GIVEN PROBLEM —
Copy exactly the lines from the one containing "Extract the structured" through the last line of the records below, including both, and leave out any pictures.

RAW RECORDS —

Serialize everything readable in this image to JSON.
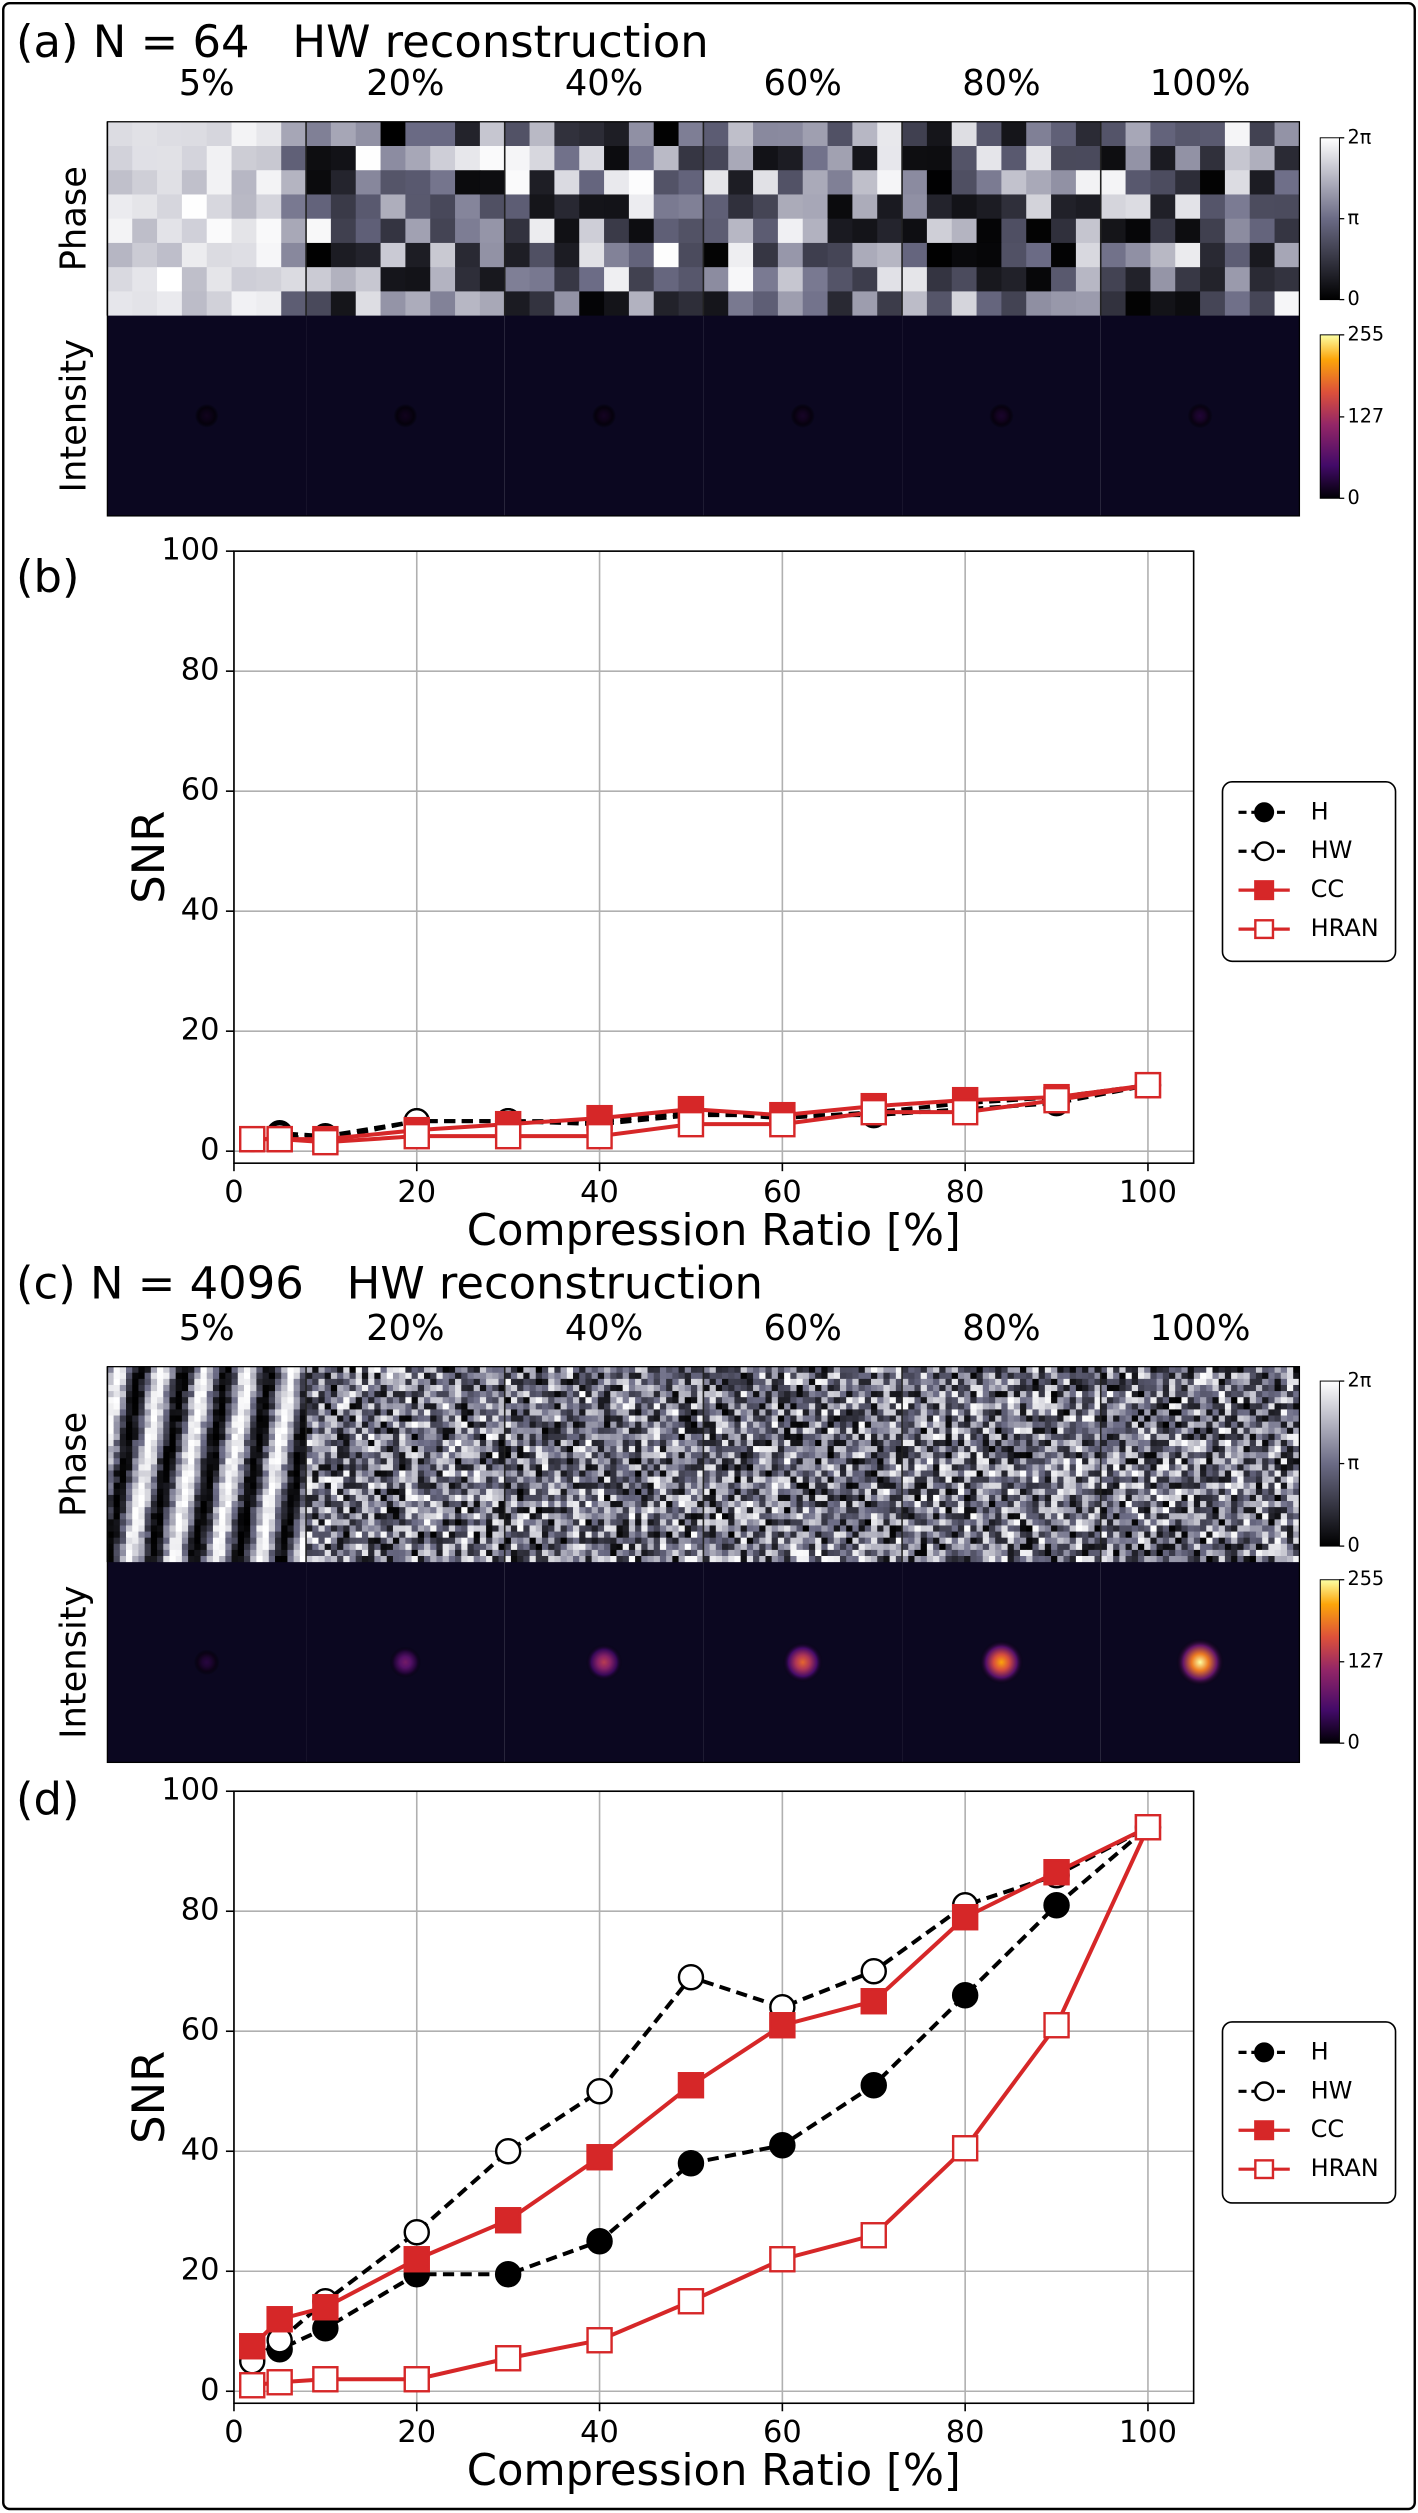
{
  "chart_data": [
    {
      "type": "image-grid",
      "title": "(a) N = 64   HW reconstruction",
      "columns": [
        "5%",
        "20%",
        "40%",
        "60%",
        "80%",
        "100%"
      ],
      "rows": [
        "Phase",
        "Intensity"
      ],
      "phase_colorbar": {
        "lim": [
          0,
          6.2832
        ],
        "ticks": [
          0,
          {
            "value": 3.1416,
            "label": "π"
          },
          {
            "value": 6.2832,
            "label": "2π"
          }
        ]
      },
      "intensity_colorbar": {
        "lim": [
          0,
          255
        ],
        "ticks": [
          0,
          127,
          255
        ]
      }
    },
    {
      "type": "line",
      "label": "(b)",
      "xlabel": "Compression Ratio [%]",
      "ylabel": "SNR",
      "x": [
        2,
        5,
        10,
        20,
        30,
        40,
        50,
        60,
        70,
        80,
        90,
        100
      ],
      "xlim": [
        0,
        105
      ],
      "ylim": [
        -2,
        100
      ],
      "xticks": [
        0,
        20,
        40,
        60,
        80,
        100
      ],
      "yticks": [
        0,
        20,
        40,
        60,
        80,
        100
      ],
      "grid": true,
      "legend": "outside right",
      "series": [
        {
          "name": "H",
          "color": "#000000",
          "marker": "circle",
          "filled": true,
          "linestyle": "dashed",
          "values": [
            2,
            3,
            2.5,
            5,
            5,
            4.5,
            6,
            6,
            6,
            7,
            8,
            11
          ]
        },
        {
          "name": "HW",
          "color": "#000000",
          "marker": "circle",
          "filled": false,
          "linestyle": "dashed",
          "values": [
            2,
            2.5,
            2,
            5,
            5,
            5,
            6.5,
            5.5,
            6.5,
            8,
            9,
            11
          ]
        },
        {
          "name": "CC",
          "color": "#d62728",
          "marker": "square",
          "filled": true,
          "linestyle": "solid",
          "values": [
            2,
            2,
            2,
            3.5,
            4.5,
            5.5,
            7,
            6,
            7.5,
            8.5,
            9,
            11
          ]
        },
        {
          "name": "HRAN",
          "color": "#d62728",
          "marker": "square",
          "filled": false,
          "linestyle": "solid",
          "values": [
            2,
            2,
            1.5,
            2.5,
            2.5,
            2.5,
            4.5,
            4.5,
            6.5,
            6.5,
            8.5,
            11
          ]
        }
      ]
    },
    {
      "type": "image-grid",
      "title": "(c) N = 4096   HW reconstruction",
      "columns": [
        "5%",
        "20%",
        "40%",
        "60%",
        "80%",
        "100%"
      ],
      "rows": [
        "Phase",
        "Intensity"
      ],
      "phase_colorbar": {
        "lim": [
          0,
          6.2832
        ],
        "ticks": [
          0,
          {
            "value": 3.1416,
            "label": "π"
          },
          {
            "value": 6.2832,
            "label": "2π"
          }
        ]
      },
      "intensity_colorbar": {
        "lim": [
          0,
          255
        ],
        "ticks": [
          0,
          127,
          255
        ]
      }
    },
    {
      "type": "line",
      "label": "(d)",
      "xlabel": "Compression Ratio [%]",
      "ylabel": "SNR",
      "x": [
        2,
        5,
        10,
        20,
        30,
        40,
        50,
        60,
        70,
        80,
        90,
        100
      ],
      "xlim": [
        0,
        105
      ],
      "ylim": [
        -2,
        100
      ],
      "xticks": [
        0,
        20,
        40,
        60,
        80,
        100
      ],
      "yticks": [
        0,
        20,
        40,
        60,
        80,
        100
      ],
      "grid": true,
      "legend": "outside right",
      "series": [
        {
          "name": "H",
          "color": "#000000",
          "marker": "circle",
          "filled": true,
          "linestyle": "dashed",
          "values": [
            5.5,
            7,
            10.5,
            19.5,
            19.5,
            25,
            38,
            41,
            51,
            66,
            81,
            94
          ]
        },
        {
          "name": "HW",
          "color": "#000000",
          "marker": "circle",
          "filled": false,
          "linestyle": "dashed",
          "values": [
            5,
            8.5,
            15,
            26.5,
            40,
            50,
            69,
            64,
            70,
            81,
            86,
            94
          ]
        },
        {
          "name": "CC",
          "color": "#d62728",
          "marker": "square",
          "filled": true,
          "linestyle": "solid",
          "values": [
            7.5,
            12,
            14,
            22,
            28.5,
            39,
            51,
            61,
            65,
            79,
            86.5,
            94
          ]
        },
        {
          "name": "HRAN",
          "color": "#d62728",
          "marker": "square",
          "filled": false,
          "linestyle": "solid",
          "values": [
            1,
            1.5,
            2,
            2,
            5.5,
            8.5,
            15,
            22,
            26,
            40.5,
            61,
            94
          ]
        }
      ]
    }
  ]
}
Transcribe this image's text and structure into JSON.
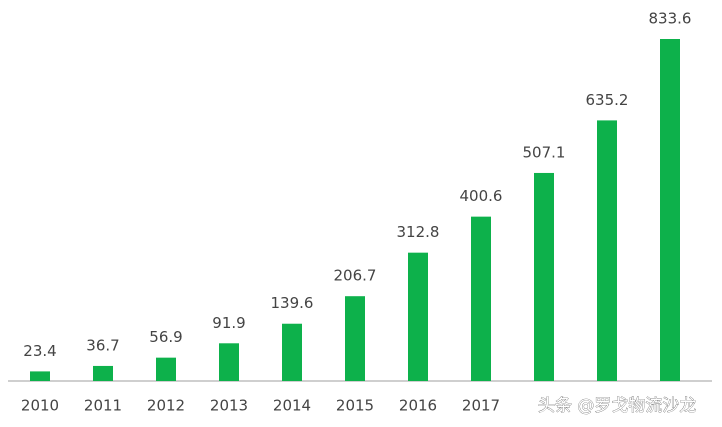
{
  "chart_data": {
    "type": "bar",
    "categories": [
      "2010",
      "2011",
      "2012",
      "2013",
      "2014",
      "2015",
      "2016",
      "2017",
      null,
      null,
      null
    ],
    "values": [
      23.4,
      36.7,
      56.9,
      91.9,
      139.6,
      206.7,
      312.8,
      400.6,
      507.1,
      635.2,
      833.6
    ],
    "color": "#0db14b"
  },
  "watermark": "头条 @罗戈物流沙龙"
}
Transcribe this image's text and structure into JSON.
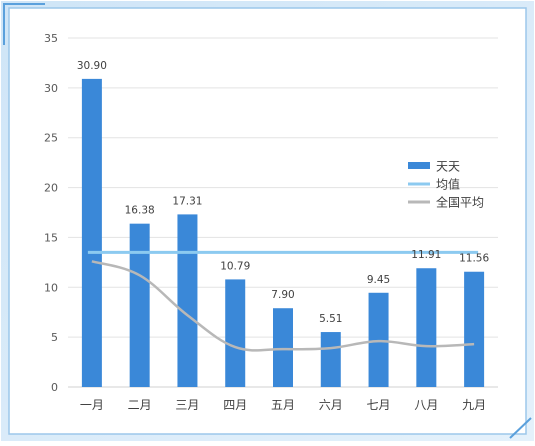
{
  "chart_data": {
    "type": "bar",
    "categories": [
      "一月",
      "二月",
      "三月",
      "四月",
      "五月",
      "六月",
      "七月",
      "八月",
      "九月"
    ],
    "series": [
      {
        "name": "天天",
        "type": "bar",
        "values": [
          30.9,
          16.38,
          17.31,
          10.79,
          7.9,
          5.51,
          9.45,
          11.91,
          11.56
        ],
        "labels": [
          "30.90",
          "16.38",
          "17.31",
          "10.79",
          "7.90",
          "5.51",
          "9.45",
          "11.91",
          "11.56"
        ],
        "color": "#3a88d8"
      },
      {
        "name": "均值",
        "type": "line",
        "values": [
          13.5,
          13.5,
          13.5,
          13.5,
          13.5,
          13.5,
          13.5,
          13.5,
          13.5
        ],
        "color": "#8ccaf0"
      },
      {
        "name": "全国平均",
        "type": "line",
        "values": [
          12.6,
          11.2,
          7.2,
          4.0,
          3.8,
          3.9,
          4.6,
          4.1,
          4.3
        ],
        "color": "#b8b8b8"
      }
    ],
    "y_ticks": [
      "0",
      "5",
      "10",
      "15",
      "20",
      "25",
      "30",
      "35"
    ],
    "ylim": [
      0,
      35
    ],
    "grid": true,
    "legend_position": "right"
  }
}
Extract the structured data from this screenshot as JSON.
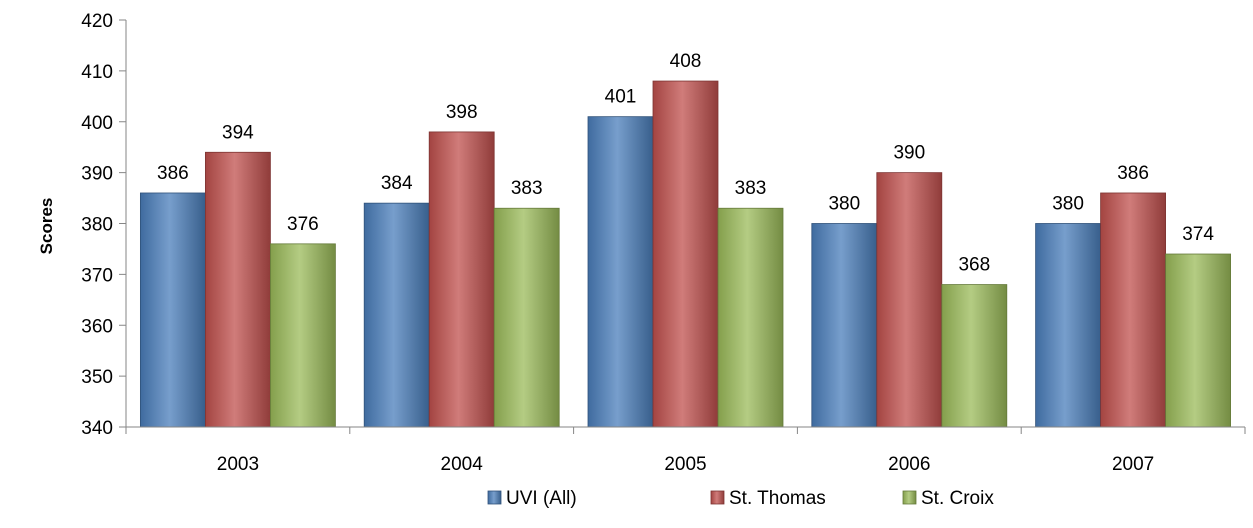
{
  "chart_data": {
    "type": "bar",
    "title": "",
    "xlabel": "",
    "ylabel": "Scores",
    "ylim": [
      340,
      420
    ],
    "ytick_step": 10,
    "grid": false,
    "legend_position": "bottom",
    "data_labels": true,
    "categories": [
      "2003",
      "2004",
      "2005",
      "2006",
      "2007"
    ],
    "series": [
      {
        "name": "UVI (All)",
        "color": "#4A7EBB",
        "values": [
          386,
          384,
          401,
          380,
          380
        ]
      },
      {
        "name": "St. Thomas",
        "color": "#C0504D",
        "values": [
          394,
          398,
          408,
          390,
          386
        ]
      },
      {
        "name": "St. Croix",
        "color": "#9BBB59",
        "values": [
          376,
          383,
          383,
          368,
          374
        ]
      }
    ]
  }
}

RESPONSE FOR THIS EXERCISE —
Extract the structured data from this screenshot as JSON.
{
  "chart_data": {
    "type": "bar",
    "title": "",
    "xlabel": "",
    "ylabel": "Scores",
    "ylim": [
      340,
      420
    ],
    "ytick_step": 10,
    "grid": false,
    "legend_position": "bottom",
    "data_labels": true,
    "categories": [
      "2003",
      "2004",
      "2005",
      "2006",
      "2007"
    ],
    "series": [
      {
        "name": "UVI (All)",
        "color": "#4A7EBB",
        "values": [
          386,
          384,
          401,
          380,
          380
        ]
      },
      {
        "name": "St. Thomas",
        "color": "#C0504D",
        "values": [
          394,
          398,
          408,
          390,
          386
        ]
      },
      {
        "name": "St. Croix",
        "color": "#9BBB59",
        "values": [
          376,
          383,
          383,
          368,
          374
        ]
      }
    ]
  }
}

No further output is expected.